**** Materials provided

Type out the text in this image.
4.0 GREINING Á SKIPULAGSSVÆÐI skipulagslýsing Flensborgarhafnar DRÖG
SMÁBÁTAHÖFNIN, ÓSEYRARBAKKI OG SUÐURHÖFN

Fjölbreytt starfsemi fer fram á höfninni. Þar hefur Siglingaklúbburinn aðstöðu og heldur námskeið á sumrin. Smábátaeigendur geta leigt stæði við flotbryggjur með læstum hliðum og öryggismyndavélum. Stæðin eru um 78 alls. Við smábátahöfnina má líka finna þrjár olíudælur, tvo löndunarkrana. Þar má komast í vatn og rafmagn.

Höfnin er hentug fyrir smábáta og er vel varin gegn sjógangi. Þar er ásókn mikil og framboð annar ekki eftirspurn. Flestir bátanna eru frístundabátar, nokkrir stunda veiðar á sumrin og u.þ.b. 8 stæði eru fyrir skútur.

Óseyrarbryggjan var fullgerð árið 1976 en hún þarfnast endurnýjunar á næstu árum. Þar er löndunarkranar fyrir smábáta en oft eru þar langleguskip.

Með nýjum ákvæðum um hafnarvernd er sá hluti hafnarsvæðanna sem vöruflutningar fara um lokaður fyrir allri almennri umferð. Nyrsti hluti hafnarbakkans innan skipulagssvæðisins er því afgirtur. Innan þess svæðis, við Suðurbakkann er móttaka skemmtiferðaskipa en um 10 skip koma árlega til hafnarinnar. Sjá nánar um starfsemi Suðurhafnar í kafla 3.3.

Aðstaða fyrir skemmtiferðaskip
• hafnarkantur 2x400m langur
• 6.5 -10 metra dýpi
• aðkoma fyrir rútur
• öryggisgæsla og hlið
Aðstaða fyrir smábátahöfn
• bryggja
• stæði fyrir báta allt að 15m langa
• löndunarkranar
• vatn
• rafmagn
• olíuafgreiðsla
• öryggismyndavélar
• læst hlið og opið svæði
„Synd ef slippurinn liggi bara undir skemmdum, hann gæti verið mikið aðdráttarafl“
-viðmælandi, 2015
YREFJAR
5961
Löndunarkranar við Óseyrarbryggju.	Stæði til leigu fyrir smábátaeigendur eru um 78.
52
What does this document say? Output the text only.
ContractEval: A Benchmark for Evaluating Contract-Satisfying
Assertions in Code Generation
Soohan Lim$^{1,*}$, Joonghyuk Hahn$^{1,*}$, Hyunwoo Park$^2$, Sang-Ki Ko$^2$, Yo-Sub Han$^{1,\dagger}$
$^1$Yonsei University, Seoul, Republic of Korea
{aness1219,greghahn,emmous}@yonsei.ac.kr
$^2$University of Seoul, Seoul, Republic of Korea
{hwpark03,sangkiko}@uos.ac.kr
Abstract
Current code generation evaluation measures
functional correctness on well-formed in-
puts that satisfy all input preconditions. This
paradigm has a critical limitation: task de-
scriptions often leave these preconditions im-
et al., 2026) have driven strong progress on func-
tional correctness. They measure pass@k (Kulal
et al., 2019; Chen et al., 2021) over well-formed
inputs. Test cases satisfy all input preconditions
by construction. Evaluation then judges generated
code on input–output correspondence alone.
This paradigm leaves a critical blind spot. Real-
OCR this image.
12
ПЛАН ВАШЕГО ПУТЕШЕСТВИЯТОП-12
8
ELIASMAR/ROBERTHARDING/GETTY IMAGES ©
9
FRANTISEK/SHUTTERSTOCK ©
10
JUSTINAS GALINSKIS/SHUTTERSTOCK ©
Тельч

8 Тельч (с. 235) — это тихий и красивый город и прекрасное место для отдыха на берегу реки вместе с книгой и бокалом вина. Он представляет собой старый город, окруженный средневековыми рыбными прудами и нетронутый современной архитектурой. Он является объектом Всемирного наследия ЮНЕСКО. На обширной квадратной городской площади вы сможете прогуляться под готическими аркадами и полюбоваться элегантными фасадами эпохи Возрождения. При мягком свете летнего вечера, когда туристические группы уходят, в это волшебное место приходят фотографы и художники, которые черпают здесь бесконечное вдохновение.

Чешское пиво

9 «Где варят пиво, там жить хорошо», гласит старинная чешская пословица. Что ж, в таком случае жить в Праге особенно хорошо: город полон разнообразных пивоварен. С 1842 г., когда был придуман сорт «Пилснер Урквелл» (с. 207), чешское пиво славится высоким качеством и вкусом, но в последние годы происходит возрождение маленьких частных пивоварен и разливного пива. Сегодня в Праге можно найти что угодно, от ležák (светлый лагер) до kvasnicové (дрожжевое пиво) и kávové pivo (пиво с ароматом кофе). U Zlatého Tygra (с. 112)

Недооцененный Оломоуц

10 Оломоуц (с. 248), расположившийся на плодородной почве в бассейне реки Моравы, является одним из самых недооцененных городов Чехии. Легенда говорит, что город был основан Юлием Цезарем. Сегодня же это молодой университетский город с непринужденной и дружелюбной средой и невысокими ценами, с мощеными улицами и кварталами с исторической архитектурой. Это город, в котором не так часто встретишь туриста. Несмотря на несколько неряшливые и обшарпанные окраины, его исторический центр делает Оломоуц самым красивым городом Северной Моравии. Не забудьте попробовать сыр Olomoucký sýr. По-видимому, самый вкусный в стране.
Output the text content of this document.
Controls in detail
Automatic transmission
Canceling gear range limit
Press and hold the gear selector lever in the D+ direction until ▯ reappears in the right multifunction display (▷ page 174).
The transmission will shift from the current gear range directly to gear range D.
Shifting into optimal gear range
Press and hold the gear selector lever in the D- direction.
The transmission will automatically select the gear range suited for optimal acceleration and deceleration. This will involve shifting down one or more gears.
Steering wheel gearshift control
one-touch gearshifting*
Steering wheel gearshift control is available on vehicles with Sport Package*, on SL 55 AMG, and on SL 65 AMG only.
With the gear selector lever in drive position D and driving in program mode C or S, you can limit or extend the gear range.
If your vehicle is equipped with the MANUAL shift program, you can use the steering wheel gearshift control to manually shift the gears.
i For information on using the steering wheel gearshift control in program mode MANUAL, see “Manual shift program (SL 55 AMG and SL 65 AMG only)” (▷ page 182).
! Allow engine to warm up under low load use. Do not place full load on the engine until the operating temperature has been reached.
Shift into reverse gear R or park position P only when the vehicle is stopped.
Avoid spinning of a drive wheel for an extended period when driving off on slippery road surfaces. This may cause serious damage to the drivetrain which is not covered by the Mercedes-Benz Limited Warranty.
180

********

▶ _Stated goal_:
Retype the listing above in full, with no alterations.

▶ _Written answer_:
Type out the text in this image.
4.0 GREINING Á SKIPULAGSSVÆÐI skipulagslýsing Flensborgarhafnar DRÖG
SMÁBÁTAHÖFNIN, ÓSEYRARBAKKI OG SUÐURHÖFN

Fjölbreytt starfsemi fer fram á höfninni. Þar hefur Siglingaklúbburinn aðstöðu og heldur námskeið á sumrin. Smábátaeigendur geta leigt stæði við flotbryggjur með læstum hliðum og öryggismyndavélum. Stæðin eru um 78 alls. Við smábátahöfnina má líka finna þrjár olíudælur, tvo löndunarkrana. Þar má komast í vatn og rafmagn.

Höfnin er hentug fyrir smábáta og er vel varin gegn sjógangi. Þar er ásókn mikil og framboð annar ekki eftirspurn. Flestir bátanna eru frístundabátar, nokkrir stunda veiðar á sumrin og u.þ.b. 8 stæði eru fyrir skútur.

Óseyrarbryggjan var fullgerð árið 1976 en hún þarfnast endurnýjunar á næstu árum. Þar er löndunarkranar fyrir smábáta en oft eru þar langleguskip.

Með nýjum ákvæðum um hafnarvernd er sá hluti hafnarsvæðanna sem vöruflutningar fara um lokaður fyrir allri almennri umferð. Nyrsti hluti hafnarbakkans innan skipulagssvæðisins er því afgirtur. Innan þess svæðis, við Suðurbakkann er móttaka skemmtiferðaskipa en um 10 skip koma árlega til hafnarinnar. Sjá nánar um starfsemi Suðurhafnar í kafla 3.3.

Aðstaða fyrir skemmtiferðaskip
• hafnarkantur 2x400m langur
• 6.5 -10 metra dýpi
• aðkoma fyrir rútur
• öryggisgæsla og hlið
Aðstaða fyrir smábátahöfn
• bryggja
• stæði fyrir báta allt að 15m langa
• löndunarkranar
• vatn
• rafmagn
• olíuafgreiðsla
• öryggismyndavélar
• læst hlið og opið svæði
„Synd ef slippurinn liggi bara undir skemmdum, hann gæti verið mikið aðdráttarafl“
-viðmælandi, 2015
YREFJAR
5961
Löndunarkranar við Óseyrarbryggju.	Stæði til leigu fyrir smábátaeigendur eru um 78.
52
What does this document say? Output the text only.
ContractEval: A Benchmark for Evaluating Contract-Satisfying
Assertions in Code Generation
Soohan Lim$^{1,*}$, Joonghyuk Hahn$^{1,*}$, Hyunwoo Park$^2$, Sang-Ki Ko$^2$, Yo-Sub Han$^{1,\dagger}$
$^1$Yonsei University, Seoul, Republic of Korea
{aness1219,greghahn,emmous}@yonsei.ac.kr
$^2$University of Seoul, Seoul, Republic of Korea
{hwpark03,sangkiko}@uos.ac.kr
Abstract
Current code generation evaluation measures
functional correctness on well-formed in-
puts that satisfy all input preconditions. This
paradigm has a critical limitation: task de-
scriptions often leave these preconditions im-
et al., 2026) have driven strong progress on func-
tional correctness. They measure pass@k (Kulal
et al., 2019; Chen et al., 2021) over well-formed
inputs. Test cases satisfy all input preconditions
by construction. Evaluation then judges generated
code on input–output correspondence alone.
This paradigm leaves a critical blind spot. Real-
OCR this image.
12
ПЛАН ВАШЕГО ПУТЕШЕСТВИЯТОП-12
8
ELIASMAR/ROBERTHARDING/GETTY IMAGES ©
9
FRANTISEK/SHUTTERSTOCK ©
10
JUSTINAS GALINSKIS/SHUTTERSTOCK ©
Тельч

8 Тельч (с. 235) — это тихий и красивый город и прекрасное место для отдыха на берегу реки вместе с книгой и бокалом вина. Он представляет собой старый город, окруженный средневековыми рыбными прудами и нетронутый современной архитектурой. Он является объектом Всемирного наследия ЮНЕСКО. На обширной квадратной городской площади вы сможете прогуляться под готическими аркадами и полюбоваться элегантными фасадами эпохи Возрождения. При мягком свете летнего вечера, когда туристические группы уходят, в это волшебное место приходят фотографы и художники, которые черпают здесь бесконечное вдохновение.

Чешское пиво

9 «Где варят пиво, там жить хорошо», гласит старинная чешская пословица. Что ж, в таком случае жить в Праге особенно хорошо: город полон разнообразных пивоварен. С 1842 г., когда был придуман сорт «Пилснер Урквелл» (с. 207), чешское пиво славится высоким качеством и вкусом, но в последние годы происходит возрождение маленьких частных пивоварен и разливного пива. Сегодня в Праге можно найти что угодно, от ležák (светлый лагер) до kvasnicové (дрожжевое пиво) и kávové pivo (пиво с ароматом кофе). U Zlatého Tygra (с. 112)

Недооцененный Оломоуц

10 Оломоуц (с. 248), расположившийся на плодородной почве в бассейне реки Моравы, является одним из самых недооцененных городов Чехии. Легенда говорит, что город был основан Юлием Цезарем. Сегодня же это молодой университетский город с непринужденной и дружелюбной средой и невысокими ценами, с мощеными улицами и кварталами с исторической архитектурой. Это город, в котором не так часто встретишь туриста. Несмотря на несколько неряшливые и обшарпанные окраины, его исторический центр делает Оломоуц самым красивым городом Северной Моравии. Не забудьте попробовать сыр Olomoucký sýr. По-видимому, самый вкусный в стране.
Output the text content of this document.
Controls in detail
Automatic transmission
Canceling gear range limit
Press and hold the gear selector lever in the D+ direction until ▯ reappears in the right multifunction display (▷ page 174).
The transmission will shift from the current gear range directly to gear range D.
Shifting into optimal gear range
Press and hold the gear selector lever in the D- direction.
The transmission will automatically select the gear range suited for optimal acceleration and deceleration. This will involve shifting down one or more gears.
Steering wheel gearshift control
one-touch gearshifting*
Steering wheel gearshift control is available on vehicles with Sport Package*, on SL 55 AMG, and on SL 65 AMG only.
With the gear selector lever in drive position D and driving in program mode C or S, you can limit or extend the gear range.
If your vehicle is equipped with the MANUAL shift program, you can use the steering wheel gearshift control to manually shift the gears.
i For information on using the steering wheel gearshift control in program mode MANUAL, see “Manual shift program (SL 55 AMG and SL 65 AMG only)” (▷ page 182).
! Allow engine to warm up under low load use. Do not place full load on the engine until the operating temperature has been reached.
Shift into reverse gear R or park position P only when the vehicle is stopped.
Avoid spinning of a drive wheel for an extended period when driving off on slippery road surfaces. This may cause serious damage to the drivetrain which is not covered by the Mercedes-Benz Limited Warranty.
180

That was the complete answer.